* Rows from a figure dataset:
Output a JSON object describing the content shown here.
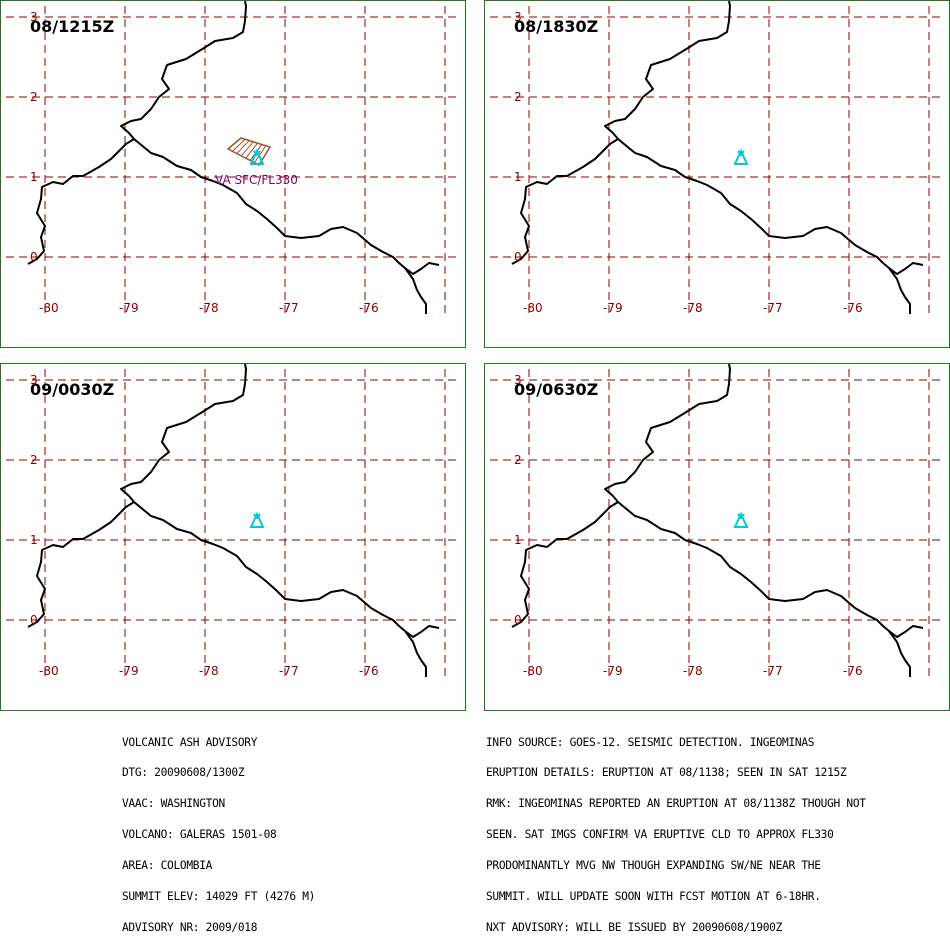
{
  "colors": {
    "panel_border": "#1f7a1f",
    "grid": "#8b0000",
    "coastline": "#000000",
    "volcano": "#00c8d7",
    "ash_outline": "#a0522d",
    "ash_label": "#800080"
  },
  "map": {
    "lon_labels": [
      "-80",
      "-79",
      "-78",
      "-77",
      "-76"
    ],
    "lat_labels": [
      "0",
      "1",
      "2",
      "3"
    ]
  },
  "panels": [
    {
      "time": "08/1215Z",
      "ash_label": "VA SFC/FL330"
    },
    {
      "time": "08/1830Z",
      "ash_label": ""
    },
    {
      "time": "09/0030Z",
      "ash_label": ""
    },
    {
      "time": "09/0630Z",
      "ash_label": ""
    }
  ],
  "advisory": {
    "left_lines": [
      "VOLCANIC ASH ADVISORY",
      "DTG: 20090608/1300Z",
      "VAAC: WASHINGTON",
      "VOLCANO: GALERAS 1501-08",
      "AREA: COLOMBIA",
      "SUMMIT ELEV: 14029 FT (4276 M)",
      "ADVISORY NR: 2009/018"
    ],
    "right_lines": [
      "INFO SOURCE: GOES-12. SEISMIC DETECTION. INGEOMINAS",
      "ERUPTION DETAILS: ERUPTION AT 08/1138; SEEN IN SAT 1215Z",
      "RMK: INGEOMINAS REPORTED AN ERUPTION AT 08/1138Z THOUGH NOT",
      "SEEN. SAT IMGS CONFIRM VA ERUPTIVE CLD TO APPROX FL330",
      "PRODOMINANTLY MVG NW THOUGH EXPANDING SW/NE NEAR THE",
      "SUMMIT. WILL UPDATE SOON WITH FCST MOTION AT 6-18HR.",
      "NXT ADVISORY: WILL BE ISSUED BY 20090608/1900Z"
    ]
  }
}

* AIM: Reproduce each entry precisely, dropping only the pictures.

* TASK RESULT:
Output a JSON object describing the content shown here.
{
  "colors": {
    "panel_border": "#1f7a1f",
    "grid": "#8b0000",
    "coastline": "#000000",
    "volcano": "#00c8d7",
    "ash_outline": "#a0522d",
    "ash_label": "#800080"
  },
  "map": {
    "lon_labels": [
      "-80",
      "-79",
      "-78",
      "-77",
      "-76"
    ],
    "lat_labels": [
      "0",
      "1",
      "2",
      "3"
    ]
  },
  "panels": [
    {
      "time": "08/1215Z",
      "ash_label": "VA SFC/FL330"
    },
    {
      "time": "08/1830Z",
      "ash_label": ""
    },
    {
      "time": "09/0030Z",
      "ash_label": ""
    },
    {
      "time": "09/0630Z",
      "ash_label": ""
    }
  ],
  "advisory": {
    "left_lines": [
      "VOLCANIC ASH ADVISORY",
      "DTG: 20090608/1300Z",
      "VAAC: WASHINGTON",
      "VOLCANO: GALERAS 1501-08",
      "AREA: COLOMBIA",
      "SUMMIT ELEV: 14029 FT (4276 M)",
      "ADVISORY NR: 2009/018"
    ],
    "right_lines": [
      "INFO SOURCE: GOES-12. SEISMIC DETECTION. INGEOMINAS",
      "ERUPTION DETAILS: ERUPTION AT 08/1138; SEEN IN SAT 1215Z",
      "RMK: INGEOMINAS REPORTED AN ERUPTION AT 08/1138Z THOUGH NOT",
      "SEEN. SAT IMGS CONFIRM VA ERUPTIVE CLD TO APPROX FL330",
      "PRODOMINANTLY MVG NW THOUGH EXPANDING SW/NE NEAR THE",
      "SUMMIT. WILL UPDATE SOON WITH FCST MOTION AT 6-18HR.",
      "NXT ADVISORY: WILL BE ISSUED BY 20090608/1900Z"
    ]
  }
}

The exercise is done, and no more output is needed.